(Records from a data collection)
______

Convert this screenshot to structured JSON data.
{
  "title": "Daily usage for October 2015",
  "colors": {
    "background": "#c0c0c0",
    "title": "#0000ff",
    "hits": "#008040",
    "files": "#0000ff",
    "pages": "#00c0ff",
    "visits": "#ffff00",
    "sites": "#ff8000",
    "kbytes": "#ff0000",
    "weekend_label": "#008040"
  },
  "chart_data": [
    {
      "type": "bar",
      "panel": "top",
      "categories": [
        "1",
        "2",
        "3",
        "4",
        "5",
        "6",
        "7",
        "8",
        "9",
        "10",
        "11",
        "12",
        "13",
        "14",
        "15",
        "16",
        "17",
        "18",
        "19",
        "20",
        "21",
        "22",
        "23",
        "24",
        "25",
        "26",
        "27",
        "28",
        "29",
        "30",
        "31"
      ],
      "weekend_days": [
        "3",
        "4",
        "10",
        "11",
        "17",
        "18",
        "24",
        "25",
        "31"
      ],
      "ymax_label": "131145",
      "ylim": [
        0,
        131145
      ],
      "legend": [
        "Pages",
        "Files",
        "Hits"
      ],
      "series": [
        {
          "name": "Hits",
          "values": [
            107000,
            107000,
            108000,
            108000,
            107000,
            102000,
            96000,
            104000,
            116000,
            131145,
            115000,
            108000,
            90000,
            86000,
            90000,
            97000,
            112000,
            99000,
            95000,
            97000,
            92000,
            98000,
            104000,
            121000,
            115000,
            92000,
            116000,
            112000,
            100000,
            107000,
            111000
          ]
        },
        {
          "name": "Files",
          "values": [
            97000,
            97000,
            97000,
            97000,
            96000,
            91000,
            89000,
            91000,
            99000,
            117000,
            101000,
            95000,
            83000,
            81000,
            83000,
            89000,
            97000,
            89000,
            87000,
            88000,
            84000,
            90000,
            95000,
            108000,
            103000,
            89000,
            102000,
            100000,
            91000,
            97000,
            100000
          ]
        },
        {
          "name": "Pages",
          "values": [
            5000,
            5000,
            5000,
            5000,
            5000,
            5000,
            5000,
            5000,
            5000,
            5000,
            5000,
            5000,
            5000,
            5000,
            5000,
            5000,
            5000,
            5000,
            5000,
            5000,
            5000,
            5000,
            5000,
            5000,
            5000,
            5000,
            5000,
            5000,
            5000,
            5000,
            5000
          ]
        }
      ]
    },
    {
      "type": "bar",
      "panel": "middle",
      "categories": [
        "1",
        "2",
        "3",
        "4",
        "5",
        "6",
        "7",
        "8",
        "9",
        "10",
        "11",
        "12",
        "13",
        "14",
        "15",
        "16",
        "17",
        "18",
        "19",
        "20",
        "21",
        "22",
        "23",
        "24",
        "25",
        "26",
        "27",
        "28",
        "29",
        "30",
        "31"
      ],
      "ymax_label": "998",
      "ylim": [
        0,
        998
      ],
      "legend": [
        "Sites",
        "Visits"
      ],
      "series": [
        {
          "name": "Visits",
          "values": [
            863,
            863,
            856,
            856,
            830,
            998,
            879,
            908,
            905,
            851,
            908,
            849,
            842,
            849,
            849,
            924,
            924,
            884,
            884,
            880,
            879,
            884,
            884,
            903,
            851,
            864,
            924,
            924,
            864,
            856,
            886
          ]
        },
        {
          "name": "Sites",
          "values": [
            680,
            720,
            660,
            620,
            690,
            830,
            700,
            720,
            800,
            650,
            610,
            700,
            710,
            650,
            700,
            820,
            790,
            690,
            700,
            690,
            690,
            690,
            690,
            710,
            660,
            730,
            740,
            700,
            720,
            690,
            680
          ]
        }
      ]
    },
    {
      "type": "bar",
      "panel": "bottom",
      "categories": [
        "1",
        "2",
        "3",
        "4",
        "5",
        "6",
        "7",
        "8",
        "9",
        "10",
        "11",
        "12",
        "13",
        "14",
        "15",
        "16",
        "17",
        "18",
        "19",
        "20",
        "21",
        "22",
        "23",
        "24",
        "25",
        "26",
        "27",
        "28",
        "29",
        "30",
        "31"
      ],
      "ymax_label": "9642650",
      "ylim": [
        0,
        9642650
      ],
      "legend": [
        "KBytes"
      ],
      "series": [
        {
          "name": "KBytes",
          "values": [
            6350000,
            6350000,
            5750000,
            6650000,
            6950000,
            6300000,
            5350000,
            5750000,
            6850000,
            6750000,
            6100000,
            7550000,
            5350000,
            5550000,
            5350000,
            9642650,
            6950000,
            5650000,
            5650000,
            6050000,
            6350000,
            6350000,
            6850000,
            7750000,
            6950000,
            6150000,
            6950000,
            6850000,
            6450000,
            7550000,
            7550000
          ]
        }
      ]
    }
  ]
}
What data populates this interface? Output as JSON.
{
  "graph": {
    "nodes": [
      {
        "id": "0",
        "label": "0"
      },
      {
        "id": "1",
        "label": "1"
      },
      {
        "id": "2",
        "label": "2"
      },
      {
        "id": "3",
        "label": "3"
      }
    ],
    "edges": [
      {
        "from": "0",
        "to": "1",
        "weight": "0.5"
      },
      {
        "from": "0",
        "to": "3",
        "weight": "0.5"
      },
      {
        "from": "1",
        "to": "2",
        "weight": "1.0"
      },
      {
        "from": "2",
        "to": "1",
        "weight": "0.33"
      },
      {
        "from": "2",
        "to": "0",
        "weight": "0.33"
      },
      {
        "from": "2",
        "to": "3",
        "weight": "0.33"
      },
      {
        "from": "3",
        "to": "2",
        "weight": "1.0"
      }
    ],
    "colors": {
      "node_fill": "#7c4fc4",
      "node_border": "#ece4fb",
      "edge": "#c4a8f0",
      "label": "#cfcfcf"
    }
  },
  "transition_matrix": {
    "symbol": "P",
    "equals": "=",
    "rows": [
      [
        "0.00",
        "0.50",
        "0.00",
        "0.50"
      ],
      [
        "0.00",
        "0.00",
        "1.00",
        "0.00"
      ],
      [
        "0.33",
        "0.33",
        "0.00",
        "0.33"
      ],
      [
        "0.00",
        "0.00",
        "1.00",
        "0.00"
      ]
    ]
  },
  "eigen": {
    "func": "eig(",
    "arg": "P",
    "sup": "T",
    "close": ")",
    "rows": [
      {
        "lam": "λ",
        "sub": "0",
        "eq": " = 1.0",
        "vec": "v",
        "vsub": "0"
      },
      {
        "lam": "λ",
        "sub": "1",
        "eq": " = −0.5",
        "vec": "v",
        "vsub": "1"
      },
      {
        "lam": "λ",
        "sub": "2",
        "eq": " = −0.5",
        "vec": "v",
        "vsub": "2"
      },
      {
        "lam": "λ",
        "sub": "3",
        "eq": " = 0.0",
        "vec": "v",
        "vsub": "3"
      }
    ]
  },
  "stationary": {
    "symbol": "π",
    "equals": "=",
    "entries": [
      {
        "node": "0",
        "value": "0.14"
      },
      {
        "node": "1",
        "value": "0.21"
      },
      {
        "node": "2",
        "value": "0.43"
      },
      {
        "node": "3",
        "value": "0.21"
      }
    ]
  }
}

______

# Problem to solve
Quote the listing in full, please, keeping every line exact.

# In response
Convert this screenshot to structured JSON data.
{
  "title": "Daily usage for October 2015",
  "colors": {
    "background": "#c0c0c0",
    "title": "#0000ff",
    "hits": "#008040",
    "files": "#0000ff",
    "pages": "#00c0ff",
    "visits": "#ffff00",
    "sites": "#ff8000",
    "kbytes": "#ff0000",
    "weekend_label": "#008040"
  },
  "chart_data": [
    {
      "type": "bar",
      "panel": "top",
      "categories": [
        "1",
        "2",
        "3",
        "4",
        "5",
        "6",
        "7",
        "8",
        "9",
        "10",
        "11",
        "12",
        "13",
        "14",
        "15",
        "16",
        "17",
        "18",
        "19",
        "20",
        "21",
        "22",
        "23",
        "24",
        "25",
        "26",
        "27",
        "28",
        "29",
        "30",
        "31"
      ],
      "weekend_days": [
        "3",
        "4",
        "10",
        "11",
        "17",
        "18",
        "24",
        "25",
        "31"
      ],
      "ymax_label": "131145",
      "ylim": [
        0,
        131145
      ],
      "legend": [
        "Pages",
        "Files",
        "Hits"
      ],
      "series": [
        {
          "name": "Hits",
          "values": [
            107000,
            107000,
            108000,
            108000,
            107000,
            102000,
            96000,
            104000,
            116000,
            131145,
            115000,
            108000,
            90000,
            86000,
            90000,
            97000,
            112000,
            99000,
            95000,
            97000,
            92000,
            98000,
            104000,
            121000,
            115000,
            92000,
            116000,
            112000,
            100000,
            107000,
            111000
          ]
        },
        {
          "name": "Files",
          "values": [
            97000,
            97000,
            97000,
            97000,
            96000,
            91000,
            89000,
            91000,
            99000,
            117000,
            101000,
            95000,
            83000,
            81000,
            83000,
            89000,
            97000,
            89000,
            87000,
            88000,
            84000,
            90000,
            95000,
            108000,
            103000,
            89000,
            102000,
            100000,
            91000,
            97000,
            100000
          ]
        },
        {
          "name": "Pages",
          "values": [
            5000,
            5000,
            5000,
            5000,
            5000,
            5000,
            5000,
            5000,
            5000,
            5000,
            5000,
            5000,
            5000,
            5000,
            5000,
            5000,
            5000,
            5000,
            5000,
            5000,
            5000,
            5000,
            5000,
            5000,
            5000,
            5000,
            5000,
            5000,
            5000,
            5000,
            5000
          ]
        }
      ]
    },
    {
      "type": "bar",
      "panel": "middle",
      "categories": [
        "1",
        "2",
        "3",
        "4",
        "5",
        "6",
        "7",
        "8",
        "9",
        "10",
        "11",
        "12",
        "13",
        "14",
        "15",
        "16",
        "17",
        "18",
        "19",
        "20",
        "21",
        "22",
        "23",
        "24",
        "25",
        "26",
        "27",
        "28",
        "29",
        "30",
        "31"
      ],
      "ymax_label": "998",
      "ylim": [
        0,
        998
      ],
      "legend": [
        "Sites",
        "Visits"
      ],
      "series": [
        {
          "name": "Visits",
          "values": [
            863,
            863,
            856,
            856,
            830,
            998,
            879,
            908,
            905,
            851,
            908,
            849,
            842,
            849,
            849,
            924,
            924,
            884,
            884,
            880,
            879,
            884,
            884,
            903,
            851,
            864,
            924,
            924,
            864,
            856,
            886
          ]
        },
        {
          "name": "Sites",
          "values": [
            680,
            720,
            660,
            620,
            690,
            830,
            700,
            720,
            800,
            650,
            610,
            700,
            710,
            650,
            700,
            820,
            790,
            690,
            700,
            690,
            690,
            690,
            690,
            710,
            660,
            730,
            740,
            700,
            720,
            690,
            680
          ]
        }
      ]
    },
    {
      "type": "bar",
      "panel": "bottom",
      "categories": [
        "1",
        "2",
        "3",
        "4",
        "5",
        "6",
        "7",
        "8",
        "9",
        "10",
        "11",
        "12",
        "13",
        "14",
        "15",
        "16",
        "17",
        "18",
        "19",
        "20",
        "21",
        "22",
        "23",
        "24",
        "25",
        "26",
        "27",
        "28",
        "29",
        "30",
        "31"
      ],
      "ymax_label": "9642650",
      "ylim": [
        0,
        9642650
      ],
      "legend": [
        "KBytes"
      ],
      "series": [
        {
          "name": "KBytes",
          "values": [
            6350000,
            6350000,
            5750000,
            6650000,
            6950000,
            6300000,
            5350000,
            5750000,
            6850000,
            6750000,
            6100000,
            7550000,
            5350000,
            5550000,
            5350000,
            9642650,
            6950000,
            5650000,
            5650000,
            6050000,
            6350000,
            6350000,
            6850000,
            7750000,
            6950000,
            6150000,
            6950000,
            6850000,
            6450000,
            7550000,
            7550000
          ]
        }
      ]
    }
  ]
}
What data populates this interface? Output as JSON.
{
  "graph": {
    "nodes": [
      {
        "id": "0",
        "label": "0"
      },
      {
        "id": "1",
        "label": "1"
      },
      {
        "id": "2",
        "label": "2"
      },
      {
        "id": "3",
        "label": "3"
      }
    ],
    "edges": [
      {
        "from": "0",
        "to": "1",
        "weight": "0.5"
      },
      {
        "from": "0",
        "to": "3",
        "weight": "0.5"
      },
      {
        "from": "1",
        "to": "2",
        "weight": "1.0"
      },
      {
        "from": "2",
        "to": "1",
        "weight": "0.33"
      },
      {
        "from": "2",
        "to": "0",
        "weight": "0.33"
      },
      {
        "from": "2",
        "to": "3",
        "weight": "0.33"
      },
      {
        "from": "3",
        "to": "2",
        "weight": "1.0"
      }
    ],
    "colors": {
      "node_fill": "#7c4fc4",
      "node_border": "#ece4fb",
      "edge": "#c4a8f0",
      "label": "#cfcfcf"
    }
  },
  "transition_matrix": {
    "symbol": "P",
    "equals": "=",
    "rows": [
      [
        "0.00",
        "0.50",
        "0.00",
        "0.50"
      ],
      [
        "0.00",
        "0.00",
        "1.00",
        "0.00"
      ],
      [
        "0.33",
        "0.33",
        "0.00",
        "0.33"
      ],
      [
        "0.00",
        "0.00",
        "1.00",
        "0.00"
      ]
    ]
  },
  "eigen": {
    "func": "eig(",
    "arg": "P",
    "sup": "T",
    "close": ")",
    "rows": [
      {
        "lam": "λ",
        "sub": "0",
        "eq": " = 1.0",
        "vec": "v",
        "vsub": "0"
      },
      {
        "lam": "λ",
        "sub": "1",
        "eq": " = −0.5",
        "vec": "v",
        "vsub": "1"
      },
      {
        "lam": "λ",
        "sub": "2",
        "eq": " = −0.5",
        "vec": "v",
        "vsub": "2"
      },
      {
        "lam": "λ",
        "sub": "3",
        "eq": " = 0.0",
        "vec": "v",
        "vsub": "3"
      }
    ]
  },
  "stationary": {
    "symbol": "π",
    "equals": "=",
    "entries": [
      {
        "node": "0",
        "value": "0.14"
      },
      {
        "node": "1",
        "value": "0.21"
      },
      {
        "node": "2",
        "value": "0.43"
      },
      {
        "node": "3",
        "value": "0.21"
      }
    ]
  }
}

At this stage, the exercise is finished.